▶ **Task requirements**
Transcribe each entry below exactly. Pictures do not go in the copy.

★ ★ ★ ★ ★ ★ ★

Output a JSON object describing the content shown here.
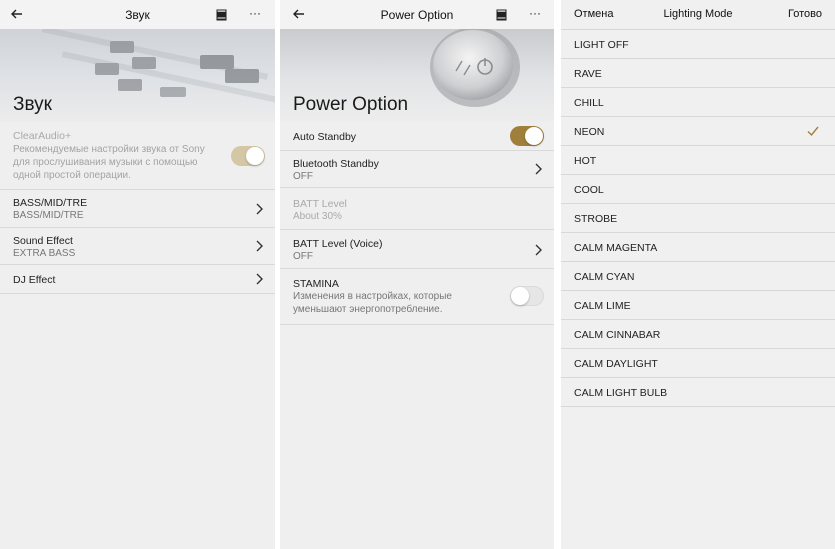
{
  "sound_panel": {
    "title": "Звук",
    "hero_title": "Звук",
    "clearaudio_label": "ClearAudio+",
    "clearaudio_desc": [
      "Рекомендуемые настройки звука от Sony",
      "для прослушивания музыки с помощью",
      "одной простой операции."
    ],
    "clearaudio_state": "on-disabled",
    "rows": [
      {
        "label": "BASS/MID/TRE",
        "value": "BASS/MID/TRE"
      },
      {
        "label": "Sound Effect",
        "value": "EXTRA BASS"
      },
      {
        "label": "DJ Effect",
        "value": ""
      }
    ]
  },
  "power_panel": {
    "title": "Power Option",
    "hero_title": "Power Option",
    "auto_standby_label": "Auto Standby",
    "auto_standby_state": "on",
    "bluetooth_standby": {
      "label": "Bluetooth Standby",
      "value": "OFF"
    },
    "batt_level": {
      "label": "BATT Level",
      "value": "About 30%"
    },
    "batt_level_voice": {
      "label": "BATT Level (Voice)",
      "value": "OFF"
    },
    "stamina": {
      "label": "STAMINA",
      "desc": [
        "Изменения в настройках, которые",
        "уменьшают энергопотребление."
      ],
      "state": "off"
    }
  },
  "lighting_panel": {
    "cancel_label": "Отмена",
    "title": "Lighting Mode",
    "done_label": "Готово",
    "selected": "NEON",
    "modes": [
      "LIGHT OFF",
      "RAVE",
      "CHILL",
      "NEON",
      "HOT",
      "COOL",
      "STROBE",
      "CALM MAGENTA",
      "CALM CYAN",
      "CALM LIME",
      "CALM CINNABAR",
      "CALM DAYLIGHT",
      "CALM LIGHT BULB"
    ]
  },
  "icons": {
    "back": "arrow-left-icon",
    "store": "store-icon",
    "more": "more-horizontal-icon",
    "chevron": "chevron-right-icon",
    "check": "checkmark-icon",
    "power": "power-button-icon"
  },
  "colors": {
    "accent": "#a07f3a",
    "background": "#efefef",
    "separator": "#d9d9d9"
  },
  "more_glyph": "···"
}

★ ★ ★ ★ ★ ★ ★

▶ **Result of the task**
Output a JSON object describing the content shown here.
{
  "sound_panel": {
    "title": "Звук",
    "hero_title": "Звук",
    "clearaudio_label": "ClearAudio+",
    "clearaudio_desc": [
      "Рекомендуемые настройки звука от Sony",
      "для прослушивания музыки с помощью",
      "одной простой операции."
    ],
    "clearaudio_state": "on-disabled",
    "rows": [
      {
        "label": "BASS/MID/TRE",
        "value": "BASS/MID/TRE"
      },
      {
        "label": "Sound Effect",
        "value": "EXTRA BASS"
      },
      {
        "label": "DJ Effect",
        "value": ""
      }
    ]
  },
  "power_panel": {
    "title": "Power Option",
    "hero_title": "Power Option",
    "auto_standby_label": "Auto Standby",
    "auto_standby_state": "on",
    "bluetooth_standby": {
      "label": "Bluetooth Standby",
      "value": "OFF"
    },
    "batt_level": {
      "label": "BATT Level",
      "value": "About 30%"
    },
    "batt_level_voice": {
      "label": "BATT Level (Voice)",
      "value": "OFF"
    },
    "stamina": {
      "label": "STAMINA",
      "desc": [
        "Изменения в настройках, которые",
        "уменьшают энергопотребление."
      ],
      "state": "off"
    }
  },
  "lighting_panel": {
    "cancel_label": "Отмена",
    "title": "Lighting Mode",
    "done_label": "Готово",
    "selected": "NEON",
    "modes": [
      "LIGHT OFF",
      "RAVE",
      "CHILL",
      "NEON",
      "HOT",
      "COOL",
      "STROBE",
      "CALM MAGENTA",
      "CALM CYAN",
      "CALM LIME",
      "CALM CINNABAR",
      "CALM DAYLIGHT",
      "CALM LIGHT BULB"
    ]
  },
  "icons": {
    "back": "arrow-left-icon",
    "store": "store-icon",
    "more": "more-horizontal-icon",
    "chevron": "chevron-right-icon",
    "check": "checkmark-icon",
    "power": "power-button-icon"
  },
  "colors": {
    "accent": "#a07f3a",
    "background": "#efefef",
    "separator": "#d9d9d9"
  },
  "more_glyph": "···"
}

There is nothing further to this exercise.